(Excerpts from a layout annotation set)

::::::::::

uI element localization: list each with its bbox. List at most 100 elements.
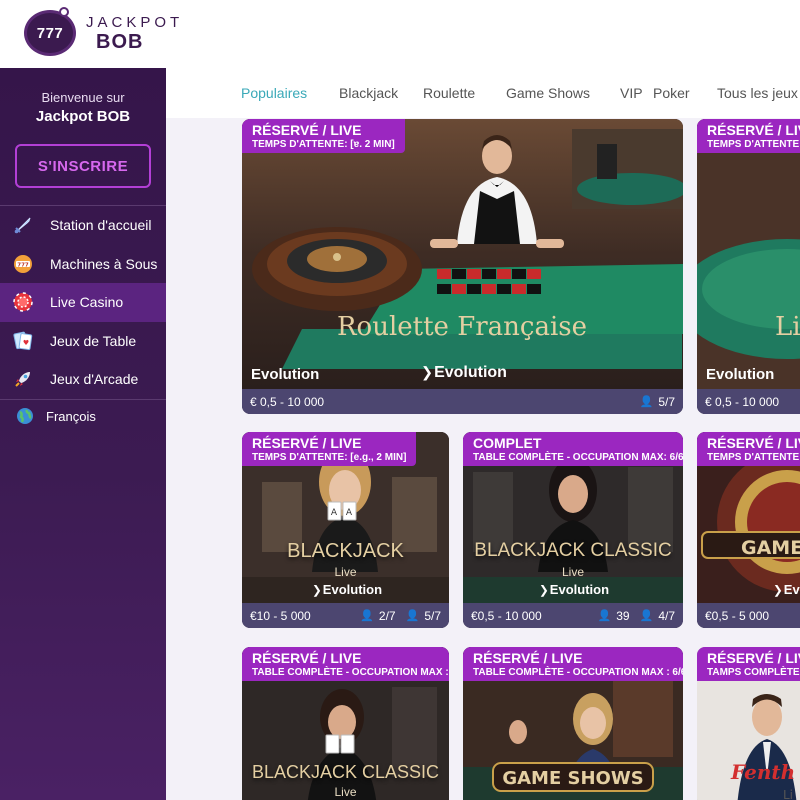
sidebar: Bienvenue sur Jackpot BOB S'INSCRIRE Sta… — [0, 68, 166, 800]
language-selector[interactable]: François — [0, 398, 166, 433]
sidebar-item-label: Jeux d'Arcade — [50, 371, 139, 388]
game-card-right-top[interactable]: Li RÉSERVÉ / LIV TEMPS D'ATTENTE: Evolut… — [697, 119, 800, 414]
card-info-bar: € 0,5 - 10 000 👤 5/7 — [242, 389, 683, 414]
players-value: 5/7 — [424, 608, 441, 623]
card-title: BLACKJACK CLASSIC — [251, 762, 440, 782]
badge-title: RÉSERVÉ / LIV — [707, 122, 800, 138]
welcome-block: Bienvenue sur Jackpot BOB — [0, 68, 166, 125]
card-info-bar: €10 - 5 000 👤 2/7 👤 5/7 — [242, 603, 449, 628]
badge-subtitle: TEMPS D'ATTENTE: — [707, 139, 800, 150]
viewers-value: 2/7 — [378, 608, 396, 623]
bet-limits: €0,5 - 5 000 — [705, 608, 770, 623]
card-title-text: Fenth — [730, 760, 795, 784]
jackpot-bob-logo[interactable]: 777 JACKPOT BOB — [24, 7, 183, 56]
roulette-title-text: Roulette Française — [337, 312, 587, 342]
logo-badge: 777 — [24, 7, 76, 56]
svg-text:A: A — [346, 508, 353, 518]
globe-icon — [16, 407, 34, 425]
card-title: BLACKJACK CLASSIC — [474, 540, 672, 561]
badge-title: RÉSERVÉ / LIV — [707, 435, 800, 451]
game-card-roulette-francaise[interactable]: Roulette Française RÉSERVÉ / LIVE TEMPS … — [242, 119, 683, 414]
evolution-chevron-icon: ❯ — [421, 365, 434, 381]
card-title: BLACKJACK — [287, 540, 404, 562]
card-info-bar: €0,5 - 5 000 — [697, 603, 800, 628]
sidebar-item-label: Station d'accueil — [50, 217, 152, 234]
game-card-blackjack-classic[interactable]: COMPLET TABLE COMPLÈTE - OCCUPATION MAX:… — [463, 432, 683, 628]
tab-populaires[interactable]: Populaires — [241, 85, 307, 101]
bet-limits: €0,5 - 10 000 — [471, 608, 542, 623]
status-badge: RÉSERVÉ / LIVE TEMPS D'ATTENTE: [ɐ. 2 MI… — [242, 119, 405, 153]
tab-roulette[interactable]: Roulette — [423, 85, 475, 101]
sword-icon — [12, 214, 34, 236]
status-badge: RÉSERVÉ / LIVE TABLE COMPLÈTE - OCCUPATI… — [463, 647, 683, 681]
players-count: 👤 5/7 — [406, 609, 441, 623]
badge-title: COMPLET — [473, 435, 542, 451]
welcome-brand: Jackpot BOB — [35, 108, 131, 125]
viewers-value: 39 — [616, 608, 630, 623]
rocket-icon — [12, 368, 34, 390]
category-tabs: Populaires Blackjack Roulette Game Shows… — [166, 68, 800, 118]
badge-title: RÉSERVÉ / LIVE — [473, 650, 583, 666]
badge-subtitle: TEMPS D'ATTENTE: [e.g., 2 MIN] — [252, 452, 407, 463]
bet-limits: €10 - 5 000 — [250, 608, 311, 623]
provider-logo-text: Evolution — [322, 582, 383, 597]
tab-poker[interactable]: Poker — [653, 85, 690, 101]
tab-all-games[interactable]: Tous les jeux — [717, 85, 798, 101]
cards-icon: ♥ — [12, 330, 34, 352]
players-value: 5/7 — [658, 394, 675, 409]
status-badge: COMPLET TABLE COMPLÈTE - OCCUPATION MAX:… — [463, 432, 683, 466]
evolution-chevron-icon: ❯ — [773, 584, 783, 597]
sidebar-item-table-games[interactable]: ♥ Jeux de Table — [0, 322, 166, 361]
sidebar-item-arcade[interactable]: Jeux d'Arcade — [0, 360, 166, 399]
game-card-right-mid[interactable]: GAME RÉSERVÉ / LIV TEMPS D'ATTENTE: ❯Evo… — [697, 432, 800, 628]
provider-logo-text: Evolution — [549, 582, 610, 597]
card-title-text: GAME — [741, 537, 800, 559]
user-icon: 👤 — [639, 396, 654, 408]
provider-logo: ❯Evolution — [421, 364, 507, 382]
badge-subtitle: TABLE COMPLÈTE - OCCUPATION MAX : 1 — [252, 667, 449, 678]
card-title-text: Li — [775, 312, 800, 342]
evolution-chevron-icon: ❯ — [312, 584, 322, 597]
sidebar-nav: Station d'accueil 777 Machines à Sous Li… — [0, 205, 166, 399]
players-value: 4/7 — [658, 608, 675, 623]
viewers-count: 👤 39 — [598, 609, 630, 623]
language-label: François — [46, 408, 96, 424]
provider-label: Evolution — [706, 366, 775, 383]
svg-text:777: 777 — [17, 262, 29, 268]
welcome-text: Bienvenue sur — [41, 90, 125, 105]
provider-logo: ❯Evo — [773, 582, 800, 597]
badge-subtitle: TABLE COMPLÈTE - OCCUPATION MAX : 6/6] — [473, 667, 683, 678]
players-count: 👤 5/7 — [640, 395, 675, 409]
game-card-right-bottom[interactable]: Fenth Li RÉSERVÉ / LIV TAMPS COMPLÈTE - — [697, 647, 800, 800]
provider-logo: ❯Evolution — [312, 582, 382, 597]
game-card-blackjack-classic-2[interactable]: RÉSERVÉ / LIVE TABLE COMPLÈTE - OCCUPATI… — [242, 647, 449, 800]
provider-label: Evolution — [251, 366, 320, 383]
tab-vip[interactable]: VIP — [620, 85, 643, 101]
badge-title: RÉSERVÉ / LIVE — [252, 650, 362, 666]
tab-blackjack[interactable]: Blackjack — [339, 85, 398, 101]
badge-subtitle: TEMPS D'ATTENTE: — [707, 452, 800, 463]
status-badge: RÉSERVÉ / LIV TEMPS D'ATTENTE: — [697, 119, 800, 153]
evolution-chevron-icon: ❯ — [539, 584, 549, 597]
sidebar-item-slots[interactable]: 777 Machines à Sous — [0, 245, 166, 284]
status-badge: RÉSERVÉ / LIVE TABLE COMPLÈTE - OCCUPATI… — [242, 647, 449, 681]
badge-subtitle: TAMPS COMPLÈTE - — [707, 667, 800, 678]
user-icon: 👤 — [360, 610, 374, 622]
card-info-bar: €0,5 - 10 000 👤 39 👤 4/7 — [463, 603, 683, 628]
user-icon: 👤 — [405, 610, 420, 622]
tab-game-shows[interactable]: Game Shows — [506, 85, 590, 101]
status-badge: RÉSERVÉ / LIV TAMPS COMPLÈTE - — [697, 647, 800, 681]
sidebar-item-live-casino[interactable]: Live Casino — [0, 283, 166, 322]
badge-title: RÉSERVÉ / LIV — [707, 650, 800, 666]
game-card-game-shows[interactable]: GAME SHOWS RÉSERVÉ / LIVE TABLE COMPLÈTE… — [463, 647, 683, 800]
slot-icon: 777 — [12, 253, 34, 275]
card-info-bar: € 0,5 - 10 000 — [697, 389, 800, 414]
sidebar-item-home[interactable]: Station d'accueil — [0, 206, 166, 245]
signup-button[interactable]: S'INSCRIRE — [15, 144, 151, 188]
card-subtitle-text: Li — [783, 788, 793, 800]
card-scene-image: Li — [697, 119, 800, 389]
game-card-blackjack[interactable]: A A RÉSERVÉ / LIVE TEMPS D'ATTENTE: [e.g… — [242, 432, 449, 628]
provider-logo: ❯Evolution — [539, 582, 609, 597]
status-badge: RÉSERVÉ / LIV TEMPS D'ATTENTE: — [697, 432, 800, 466]
logo-badge-text: 777 — [36, 24, 64, 42]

::::::::::

| Exercise brief |
Render the records from the line containing "sidebar: Bienvenue sur" through the line containing "647, 683, 681]" as a numbered list, skipping any blank lines.

| Task output |
1. sidebar: Bienvenue sur Jackpot BOB S'INSCRIRE Sta… — [0, 68, 166, 800]
2. language-selector[interactable]: François — [0, 398, 166, 433]
3. sidebar-item-label: Jeux d'Arcade — [50, 371, 139, 388]
4. game-card-right-top[interactable]: Li RÉSERVÉ / LIV TEMPS D'ATTENTE: Evolut… — [697, 119, 800, 414]
5. card-info-bar: € 0,5 - 10 000 👤 5/7 — [242, 389, 683, 414]
6. players-value: 5/7 — [424, 608, 441, 623]
7. card-title: BLACKJACK CLASSIC — [251, 762, 440, 782]
8. badge-title: RÉSERVÉ / LIV — [707, 122, 800, 138]
9. welcome-block: Bienvenue sur Jackpot BOB — [0, 68, 166, 125]
10. card-info-bar: €10 - 5 000 👤 2/7 👤 5/7 — [242, 603, 449, 628]
11. badge-subtitle: TEMPS D'ATTENTE: — [707, 139, 800, 150]
12. viewers-value: 2/7 — [378, 608, 396, 623]
13. bet-limits: €0,5 - 5 000 — [705, 608, 770, 623]
14. card-title-text: Fenth — [730, 760, 795, 784]
15. jackpot-bob-logo[interactable]: 777 JACKPOT BOB — [24, 7, 183, 56]
16. roulette-title-text: Roulette Française — [337, 312, 587, 342]
17. logo-badge: 777 — [24, 7, 76, 56]
18. svg-text:A: A — [346, 508, 353, 518]
19. globe-icon — [16, 407, 34, 425]
20. card-title: BLACKJACK CLASSIC — [474, 540, 672, 561]
21. badge-title: RÉSERVÉ / LIV — [707, 435, 800, 451]
22. game-card-roulette-francaise[interactable]: Roulette Française RÉSERVÉ / LIVE TEMPS … — [242, 119, 683, 414]
23. evolution-chevron-icon: ❯ — [421, 365, 434, 381]
24. card-title: BLACKJACK — [287, 540, 404, 562]
25. card-info-bar: €0,5 - 5 000 — [697, 603, 800, 628]
26. sidebar-item-label: Station d'accueil — [50, 217, 152, 234]
27. game-card-blackjack-classic[interactable]: COMPLET TABLE COMPLÈTE - OCCUPATION MAX:… — [463, 432, 683, 628]
28. tab-populaires[interactable]: Populaires — [241, 85, 307, 101]
29. bet-limits: €0,5 - 10 000 — [471, 608, 542, 623]
30. status-badge: RÉSERVÉ / LIVE TEMPS D'ATTENTE: [ɐ. 2 MI… — [242, 119, 405, 153]
31. tab-roulette[interactable]: Roulette — [423, 85, 475, 101]
32. sword-icon — [12, 214, 34, 236]
33. status-badge: RÉSERVÉ / LIVE TABLE COMPLÈTE - OCCUPATI… — [463, 647, 683, 681]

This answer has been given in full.